» TASK INSTRUCTIONS: For each line of the data below that holds "from", copy the line.

» SOURCE DATA:
+ + + +

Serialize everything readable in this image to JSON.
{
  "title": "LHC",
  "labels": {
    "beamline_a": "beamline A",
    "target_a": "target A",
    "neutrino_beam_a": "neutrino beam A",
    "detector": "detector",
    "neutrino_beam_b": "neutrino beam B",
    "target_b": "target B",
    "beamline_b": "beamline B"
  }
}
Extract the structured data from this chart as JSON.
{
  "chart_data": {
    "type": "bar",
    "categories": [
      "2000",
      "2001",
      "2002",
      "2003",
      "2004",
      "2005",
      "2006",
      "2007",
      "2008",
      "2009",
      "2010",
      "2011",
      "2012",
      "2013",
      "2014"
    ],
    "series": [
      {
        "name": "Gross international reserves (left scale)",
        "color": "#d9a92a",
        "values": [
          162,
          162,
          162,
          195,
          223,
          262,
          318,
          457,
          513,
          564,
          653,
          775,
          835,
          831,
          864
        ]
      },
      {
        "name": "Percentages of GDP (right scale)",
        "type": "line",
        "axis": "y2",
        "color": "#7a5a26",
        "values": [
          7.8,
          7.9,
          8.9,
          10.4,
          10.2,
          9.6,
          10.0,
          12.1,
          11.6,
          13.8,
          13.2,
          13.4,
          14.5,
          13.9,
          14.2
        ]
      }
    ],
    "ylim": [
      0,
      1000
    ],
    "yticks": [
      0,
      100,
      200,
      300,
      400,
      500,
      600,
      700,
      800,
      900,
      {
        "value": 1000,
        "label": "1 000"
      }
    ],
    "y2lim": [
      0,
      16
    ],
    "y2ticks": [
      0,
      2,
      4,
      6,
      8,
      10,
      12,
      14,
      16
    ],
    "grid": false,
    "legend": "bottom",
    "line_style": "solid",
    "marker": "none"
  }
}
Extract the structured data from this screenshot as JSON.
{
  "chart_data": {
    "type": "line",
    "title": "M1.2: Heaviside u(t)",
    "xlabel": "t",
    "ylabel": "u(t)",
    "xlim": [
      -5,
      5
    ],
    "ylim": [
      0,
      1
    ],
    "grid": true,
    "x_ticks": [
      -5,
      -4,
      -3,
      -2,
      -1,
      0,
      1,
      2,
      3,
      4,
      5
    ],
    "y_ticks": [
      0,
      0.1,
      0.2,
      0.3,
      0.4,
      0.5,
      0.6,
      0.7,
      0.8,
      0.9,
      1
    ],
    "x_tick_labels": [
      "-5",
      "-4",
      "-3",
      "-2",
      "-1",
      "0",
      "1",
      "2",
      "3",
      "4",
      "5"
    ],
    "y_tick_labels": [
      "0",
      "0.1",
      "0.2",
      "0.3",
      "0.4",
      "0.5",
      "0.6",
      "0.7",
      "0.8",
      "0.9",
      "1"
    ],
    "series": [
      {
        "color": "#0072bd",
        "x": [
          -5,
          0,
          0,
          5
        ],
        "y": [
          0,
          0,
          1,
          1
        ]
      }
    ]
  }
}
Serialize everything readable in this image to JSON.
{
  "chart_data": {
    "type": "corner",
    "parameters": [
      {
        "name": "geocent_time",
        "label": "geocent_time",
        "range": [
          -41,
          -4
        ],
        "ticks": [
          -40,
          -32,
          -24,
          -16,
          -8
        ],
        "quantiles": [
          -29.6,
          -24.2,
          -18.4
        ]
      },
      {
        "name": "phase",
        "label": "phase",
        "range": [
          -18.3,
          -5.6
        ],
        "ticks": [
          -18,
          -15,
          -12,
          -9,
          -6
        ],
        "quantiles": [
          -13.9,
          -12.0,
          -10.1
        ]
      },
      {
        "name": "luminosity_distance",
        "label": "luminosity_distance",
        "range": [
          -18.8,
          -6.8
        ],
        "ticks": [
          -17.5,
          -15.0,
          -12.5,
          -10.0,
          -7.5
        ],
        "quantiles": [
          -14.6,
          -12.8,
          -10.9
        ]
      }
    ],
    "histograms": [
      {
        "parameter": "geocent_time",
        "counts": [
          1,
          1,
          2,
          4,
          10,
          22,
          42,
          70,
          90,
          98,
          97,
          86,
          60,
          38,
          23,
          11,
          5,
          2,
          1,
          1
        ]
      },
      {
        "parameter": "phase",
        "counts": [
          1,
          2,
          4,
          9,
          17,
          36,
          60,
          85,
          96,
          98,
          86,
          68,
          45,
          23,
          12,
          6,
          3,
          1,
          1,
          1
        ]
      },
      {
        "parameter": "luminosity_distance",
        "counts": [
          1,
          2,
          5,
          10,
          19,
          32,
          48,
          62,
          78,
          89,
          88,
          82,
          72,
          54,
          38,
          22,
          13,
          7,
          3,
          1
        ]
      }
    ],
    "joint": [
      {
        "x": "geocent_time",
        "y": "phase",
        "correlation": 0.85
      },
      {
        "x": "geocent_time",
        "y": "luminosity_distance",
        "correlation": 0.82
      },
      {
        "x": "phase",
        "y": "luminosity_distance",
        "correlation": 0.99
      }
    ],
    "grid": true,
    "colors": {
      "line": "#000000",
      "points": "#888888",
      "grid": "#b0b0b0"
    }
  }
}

+ + + +

» RESULT OF THIS EXERCISE:
Extract the structured data from this chart as JSON.
Extract the structured data from this screenshot as JSON.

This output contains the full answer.